__What you are asked to do__
Retype all of the listing exactly, passing over any picture you find.

__Stored records__

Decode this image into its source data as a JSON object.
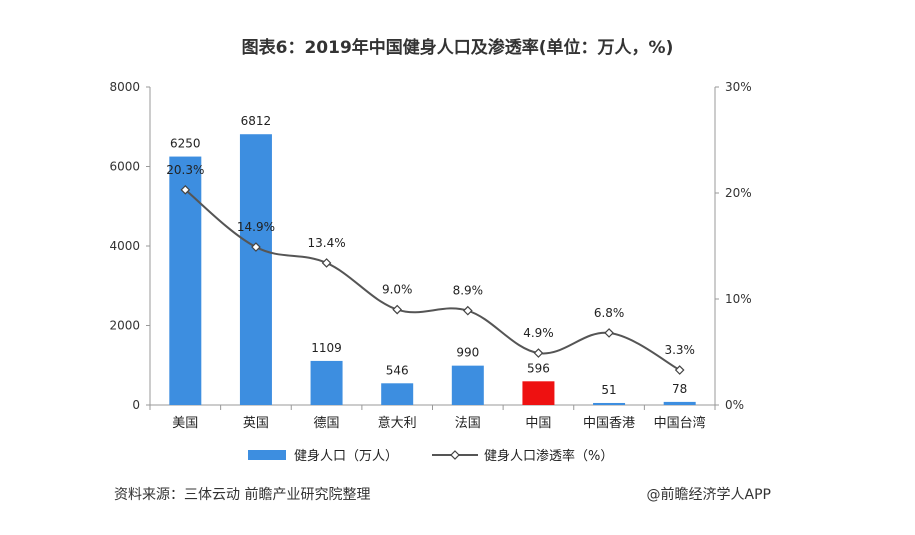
{
  "chart_data": {
    "type": "bar",
    "title": "图表6：2019年中国健身人口及渗透率(单位：万人，%)",
    "categories": [
      "美国",
      "英国",
      "德国",
      "意大利",
      "法国",
      "中国",
      "中国香港",
      "中国台湾"
    ],
    "series": [
      {
        "name": "健身人口（万人）",
        "type": "bar",
        "axis": "left",
        "values": [
          6250,
          6812,
          1109,
          546,
          990,
          596,
          51,
          78
        ],
        "labels": [
          "6250",
          "6812",
          "1109",
          "546",
          "990",
          "596",
          "51",
          "78"
        ],
        "color": "#3d8ee0",
        "highlight_index": 5,
        "highlight_color": "#ee1111"
      },
      {
        "name": "健身人口渗透率（%）",
        "type": "line",
        "axis": "right",
        "values": [
          20.3,
          14.9,
          13.4,
          9.0,
          8.9,
          4.9,
          6.8,
          3.3
        ],
        "labels": [
          "20.3%",
          "14.9%",
          "13.4%",
          "9.0%",
          "8.9%",
          "4.9%",
          "6.8%",
          "3.3%"
        ],
        "color": "#555555",
        "highlight_index": 5,
        "highlight_color": "#ee1111"
      }
    ],
    "y_left": {
      "lim": [
        0,
        8000
      ],
      "ticks": [
        "0",
        "2000",
        "4000",
        "6000",
        "8000"
      ]
    },
    "y_right": {
      "lim": [
        0,
        30
      ],
      "ticks": [
        "0%",
        "10%",
        "20%",
        "30%"
      ]
    },
    "legend": "bottom",
    "grid": false
  },
  "footer": {
    "source": "资料来源：三体云动 前瞻产业研究院整理",
    "credit": "@前瞻经济学人APP"
  }
}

__Completed exercise__
Decode this image into its source data as a JSON object.
{
  "chart_data": {
    "type": "bar",
    "title": "图表6：2019年中国健身人口及渗透率(单位：万人，%)",
    "categories": [
      "美国",
      "英国",
      "德国",
      "意大利",
      "法国",
      "中国",
      "中国香港",
      "中国台湾"
    ],
    "series": [
      {
        "name": "健身人口（万人）",
        "type": "bar",
        "axis": "left",
        "values": [
          6250,
          6812,
          1109,
          546,
          990,
          596,
          51,
          78
        ],
        "labels": [
          "6250",
          "6812",
          "1109",
          "546",
          "990",
          "596",
          "51",
          "78"
        ],
        "color": "#3d8ee0",
        "highlight_index": 5,
        "highlight_color": "#ee1111"
      },
      {
        "name": "健身人口渗透率（%）",
        "type": "line",
        "axis": "right",
        "values": [
          20.3,
          14.9,
          13.4,
          9.0,
          8.9,
          4.9,
          6.8,
          3.3
        ],
        "labels": [
          "20.3%",
          "14.9%",
          "13.4%",
          "9.0%",
          "8.9%",
          "4.9%",
          "6.8%",
          "3.3%"
        ],
        "color": "#555555",
        "highlight_index": 5,
        "highlight_color": "#ee1111"
      }
    ],
    "y_left": {
      "lim": [
        0,
        8000
      ],
      "ticks": [
        "0",
        "2000",
        "4000",
        "6000",
        "8000"
      ]
    },
    "y_right": {
      "lim": [
        0,
        30
      ],
      "ticks": [
        "0%",
        "10%",
        "20%",
        "30%"
      ]
    },
    "legend": "bottom",
    "grid": false
  },
  "footer": {
    "source": "资料来源：三体云动 前瞻产业研究院整理",
    "credit": "@前瞻经济学人APP"
  }
}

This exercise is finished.